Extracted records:
::::::

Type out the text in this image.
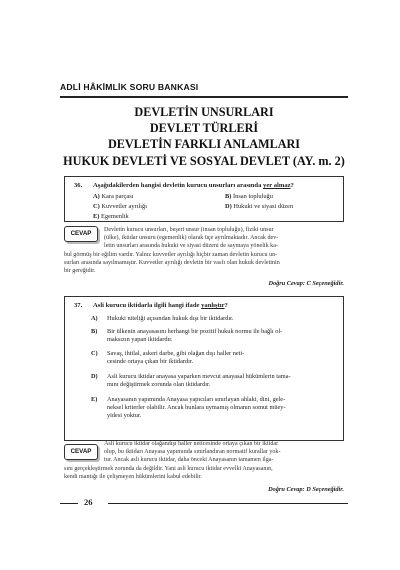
ADLİ HÂKİMLİK SORU BANKASI
DEVLETİN UNSURLARI
DEVLET TÜRLERİ
DEVLETİN FARKLI ANLAMLARI
HUKUK DEVLETİ VE SOSYAL DEVLET (AY. m. 2)
36. Aşağıdakilerden hangisi devletin kurucu unsurları arasında yer almaz?
A) Kara parçası	B) İnsan topluluğu
C) Kuvvetler ayrılığı	D) Hukuki ve siyasi düzen
E) Egemenlik
CEVAP	Devletin kurucu unsurları, beşeri unsur (insan topluluğu), fiziki unsur
(ülke), iktidar unsuru (egemenlik) olarak üçe ayrılmaktadır. Ancak dev-
letin unsurları arasında hukuki ve siyasi düzeni de saymaya yönelik ka-
bul görmüş bir eğilim vardır. Yalnız kuvvetler ayrılığı hiçbir zaman devletin kurucu un-
surları arasında sayılmamıştır. Kuvvetler ayrılığı devletin bir vasfı olan hukuk devletinin
bir gereğidir.
Doğru Cevap: C Seçeneğidir.
37. Asli kurucu iktidarla ilgili hangi ifade yanlıştır?
A) Hukuki niteliği açısından hukuk dışı bir iktidardır.
B) Bir ülkenin anayasasını herhangi bir pozitif hukuk normu ile bağlı ol-
maksızın yapan iktidardır.
C) Savaş, ihtilal, askeri darbe, gibi olağan dışı haller neti-
cesinde ortaya çıkan bir iktidardır.
D) Asli kurucu iktidar anayasa yaparken mevcut anayasal hükümlerin tama-
mını değiştirmek zorunda olan iktidardır.
E) Anayasanın yapımında Anayasa yapıcıları sınırlayan ahlaki, dini, gele-
neksel kriterler olabilir. Ancak bunlara uymamış olmanın somut müey-
yidesi yoktur.
CEVAP
Asli kurucu iktidar olağandışı haller neticesinde ortaya çıkan bir iktidar
olup, bu iktidarı Anayasa yapımında sınırlandıran normatif kurallar yok-
tur. Ancak asli kurucu iktidar, daha önceki Anayasanın tamamen ilga-
sını gerçekleştirmek zorunda da değildir. Yani asli kurucu iktidar evvelki Anayasanın,
kendi mantığı ile çelişmeyen hükümlerini kabul edebilir.
Doğru Cevap: D Seçeneğidir.
26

::::::

Objective:
Using the material above, copy every line in which the string "topluluğu" occurs.

Result of the task:
A) Kara parçası	B) İnsan topluluğu
CEVAP	Devletin kurucu unsurları, beşeri unsur (insan topluluğu), fiziki unsur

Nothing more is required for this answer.